→ Stated goal: Output the lines that follow exactly as they are.

→ Provided data:
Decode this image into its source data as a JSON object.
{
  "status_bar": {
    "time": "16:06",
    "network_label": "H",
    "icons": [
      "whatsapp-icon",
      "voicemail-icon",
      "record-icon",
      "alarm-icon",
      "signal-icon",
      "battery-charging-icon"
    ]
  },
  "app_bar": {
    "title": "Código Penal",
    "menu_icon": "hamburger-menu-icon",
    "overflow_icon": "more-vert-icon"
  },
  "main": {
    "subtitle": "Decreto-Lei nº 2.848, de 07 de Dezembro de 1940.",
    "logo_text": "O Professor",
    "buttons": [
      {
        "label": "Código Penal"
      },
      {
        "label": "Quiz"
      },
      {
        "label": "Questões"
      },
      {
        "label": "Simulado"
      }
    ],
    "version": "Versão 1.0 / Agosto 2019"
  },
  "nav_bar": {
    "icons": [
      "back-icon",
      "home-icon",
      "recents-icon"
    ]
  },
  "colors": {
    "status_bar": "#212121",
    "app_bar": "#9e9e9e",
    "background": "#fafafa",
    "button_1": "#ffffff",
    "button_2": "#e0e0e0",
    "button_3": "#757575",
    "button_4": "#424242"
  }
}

→ Solution to the exercise:
Decode this image into its source data as a JSON object.
{
  "status_bar": {
    "time": "16:06",
    "network_label": "H",
    "icons": [
      "whatsapp-icon",
      "voicemail-icon",
      "record-icon",
      "alarm-icon",
      "signal-icon",
      "battery-charging-icon"
    ]
  },
  "app_bar": {
    "title": "Código Penal",
    "menu_icon": "hamburger-menu-icon",
    "overflow_icon": "more-vert-icon"
  },
  "main": {
    "subtitle": "Decreto-Lei nº 2.848, de 07 de Dezembro de 1940.",
    "logo_text": "O Professor",
    "buttons": [
      {
        "label": "Código Penal"
      },
      {
        "label": "Quiz"
      },
      {
        "label": "Questões"
      },
      {
        "label": "Simulado"
      }
    ],
    "version": "Versão 1.0 / Agosto 2019"
  },
  "nav_bar": {
    "icons": [
      "back-icon",
      "home-icon",
      "recents-icon"
    ]
  },
  "colors": {
    "status_bar": "#212121",
    "app_bar": "#9e9e9e",
    "background": "#fafafa",
    "button_1": "#ffffff",
    "button_2": "#e0e0e0",
    "button_3": "#757575",
    "button_4": "#424242"
  }
}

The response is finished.